**Work to complete**
What follows is a block of records; restate each one word for word.

★ ★ ★ ★ ★ ★ ★

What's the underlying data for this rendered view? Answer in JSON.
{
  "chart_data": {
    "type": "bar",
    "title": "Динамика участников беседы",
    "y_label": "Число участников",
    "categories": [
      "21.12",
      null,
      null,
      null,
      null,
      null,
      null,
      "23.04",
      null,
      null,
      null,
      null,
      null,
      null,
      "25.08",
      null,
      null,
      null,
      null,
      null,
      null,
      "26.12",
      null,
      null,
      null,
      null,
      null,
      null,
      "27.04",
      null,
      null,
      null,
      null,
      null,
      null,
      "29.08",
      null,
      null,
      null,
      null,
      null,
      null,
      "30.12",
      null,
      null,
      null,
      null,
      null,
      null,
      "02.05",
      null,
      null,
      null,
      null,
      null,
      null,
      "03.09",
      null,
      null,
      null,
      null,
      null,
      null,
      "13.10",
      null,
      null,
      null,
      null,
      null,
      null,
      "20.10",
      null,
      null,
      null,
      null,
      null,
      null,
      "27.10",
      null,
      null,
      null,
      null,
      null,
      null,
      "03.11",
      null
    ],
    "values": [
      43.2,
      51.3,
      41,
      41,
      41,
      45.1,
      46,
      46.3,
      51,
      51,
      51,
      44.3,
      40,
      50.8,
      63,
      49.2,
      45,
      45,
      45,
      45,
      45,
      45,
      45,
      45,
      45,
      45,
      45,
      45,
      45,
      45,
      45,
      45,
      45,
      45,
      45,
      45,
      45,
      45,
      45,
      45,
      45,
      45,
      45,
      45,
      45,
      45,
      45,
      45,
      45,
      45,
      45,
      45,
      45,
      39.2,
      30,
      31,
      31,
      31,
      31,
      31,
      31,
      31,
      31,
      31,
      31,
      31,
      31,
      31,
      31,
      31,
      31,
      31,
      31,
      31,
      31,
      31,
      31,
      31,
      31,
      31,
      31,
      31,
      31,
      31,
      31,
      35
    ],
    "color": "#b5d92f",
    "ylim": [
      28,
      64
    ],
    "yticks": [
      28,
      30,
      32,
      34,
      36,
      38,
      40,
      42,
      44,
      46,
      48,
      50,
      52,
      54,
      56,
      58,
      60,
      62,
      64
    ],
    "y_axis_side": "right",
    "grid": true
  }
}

★ ★ ★ ★ ★ ★ ★

**Exercise output**
What's the underlying data for this rendered view? Answer in JSON.
{
  "chart_data": {
    "type": "bar",
    "title": "Динамика участников беседы",
    "y_label": "Число участников",
    "categories": [
      "21.12",
      null,
      null,
      null,
      null,
      null,
      null,
      "23.04",
      null,
      null,
      null,
      null,
      null,
      null,
      "25.08",
      null,
      null,
      null,
      null,
      null,
      null,
      "26.12",
      null,
      null,
      null,
      null,
      null,
      null,
      "27.04",
      null,
      null,
      null,
      null,
      null,
      null,
      "29.08",
      null,
      null,
      null,
      null,
      null,
      null,
      "30.12",
      null,
      null,
      null,
      null,
      null,
      null,
      "02.05",
      null,
      null,
      null,
      null,
      null,
      null,
      "03.09",
      null,
      null,
      null,
      null,
      null,
      null,
      "13.10",
      null,
      null,
      null,
      null,
      null,
      null,
      "20.10",
      null,
      null,
      null,
      null,
      null,
      null,
      "27.10",
      null,
      null,
      null,
      null,
      null,
      null,
      "03.11",
      null
    ],
    "values": [
      43.2,
      51.3,
      41,
      41,
      41,
      45.1,
      46,
      46.3,
      51,
      51,
      51,
      44.3,
      40,
      50.8,
      63,
      49.2,
      45,
      45,
      45,
      45,
      45,
      45,
      45,
      45,
      45,
      45,
      45,
      45,
      45,
      45,
      45,
      45,
      45,
      45,
      45,
      45,
      45,
      45,
      45,
      45,
      45,
      45,
      45,
      45,
      45,
      45,
      45,
      45,
      45,
      45,
      45,
      45,
      45,
      39.2,
      30,
      31,
      31,
      31,
      31,
      31,
      31,
      31,
      31,
      31,
      31,
      31,
      31,
      31,
      31,
      31,
      31,
      31,
      31,
      31,
      31,
      31,
      31,
      31,
      31,
      31,
      31,
      31,
      31,
      31,
      31,
      35
    ],
    "color": "#b5d92f",
    "ylim": [
      28,
      64
    ],
    "yticks": [
      28,
      30,
      32,
      34,
      36,
      38,
      40,
      42,
      44,
      46,
      48,
      50,
      52,
      54,
      56,
      58,
      60,
      62,
      64
    ],
    "y_axis_side": "right",
    "grid": true
  }
}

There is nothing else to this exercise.